[Work to do]
Find every line in the records below that holds the word "Take", and copy it out.

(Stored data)
+++

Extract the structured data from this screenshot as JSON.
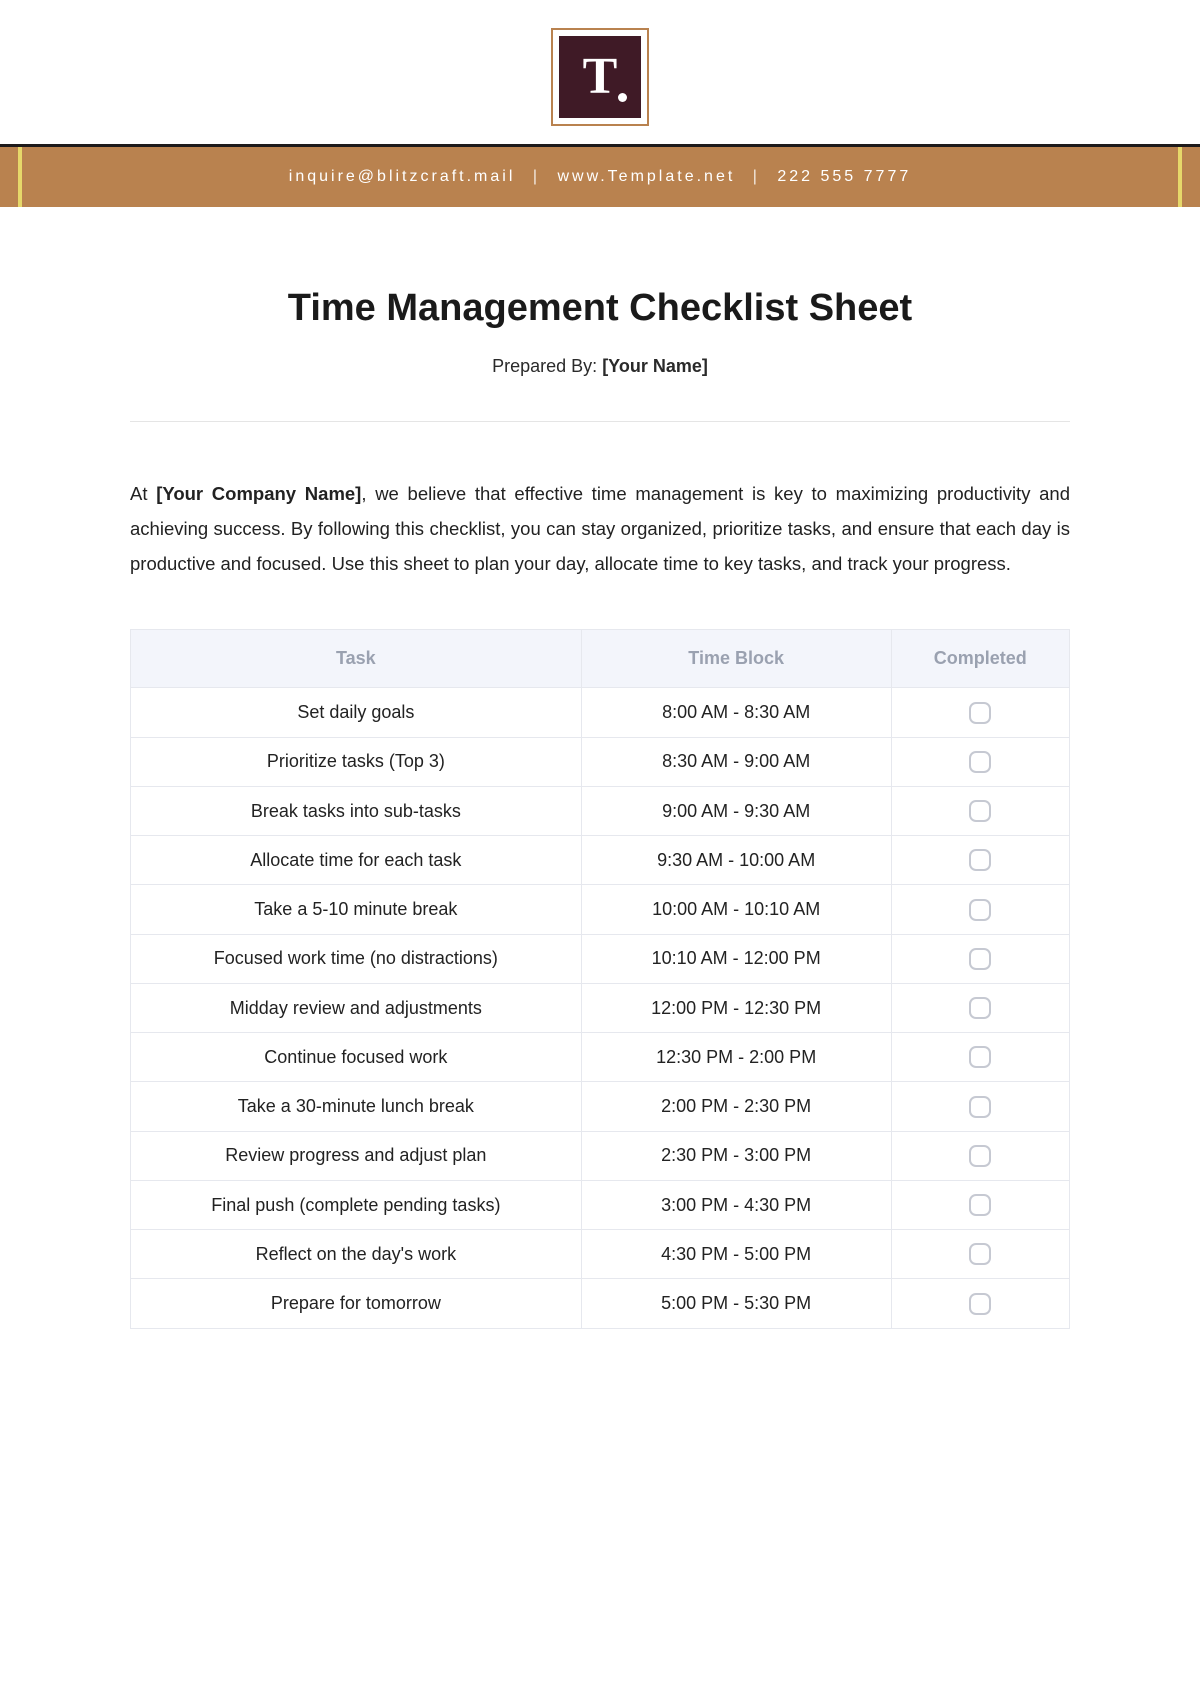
{
  "logo": {
    "letter": "T"
  },
  "banner": {
    "email": "inquire@blitzcraft.mail",
    "site": "www.Template.net",
    "phone": "222 555 7777"
  },
  "title": "Time Management Checklist Sheet",
  "prepared_by_label": "Prepared By: ",
  "prepared_by_value": "[Your Name]",
  "intro_prefix": "At ",
  "intro_company": "[Your Company Name]",
  "intro_rest": ", we believe that effective time management is key to maximizing productivity and achieving success. By following this checklist, you can stay organized, prioritize tasks, and ensure that each day is productive and focused. Use this sheet to plan your day, allocate time to key tasks, and track your progress.",
  "columns": {
    "task": "Task",
    "time": "Time Block",
    "done": "Completed"
  },
  "rows": [
    {
      "task": "Set daily goals",
      "time": "8:00 AM - 8:30 AM"
    },
    {
      "task": "Prioritize tasks (Top 3)",
      "time": "8:30 AM - 9:00 AM"
    },
    {
      "task": "Break tasks into sub-tasks",
      "time": "9:00 AM - 9:30 AM"
    },
    {
      "task": "Allocate time for each task",
      "time": "9:30 AM - 10:00 AM"
    },
    {
      "task": "Take a 5-10 minute break",
      "time": "10:00 AM - 10:10 AM"
    },
    {
      "task": "Focused work time (no distractions)",
      "time": "10:10 AM - 12:00 PM"
    },
    {
      "task": "Midday review and adjustments",
      "time": "12:00 PM - 12:30 PM"
    },
    {
      "task": "Continue focused work",
      "time": "12:30 PM - 2:00 PM"
    },
    {
      "task": "Take a 30-minute lunch break",
      "time": "2:00 PM - 2:30 PM"
    },
    {
      "task": "Review progress and adjust plan",
      "time": "2:30 PM - 3:00 PM"
    },
    {
      "task": "Final push (complete pending tasks)",
      "time": "3:00 PM - 4:30 PM"
    },
    {
      "task": "Reflect on the day's work",
      "time": "4:30 PM - 5:00 PM"
    },
    {
      "task": "Prepare for tomorrow",
      "time": "5:00 PM - 5:30 PM"
    }
  ]
}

+++

[Task response]
      "task": "Take a 5-10 minute break",
      "task": "Take a 30-minute lunch break",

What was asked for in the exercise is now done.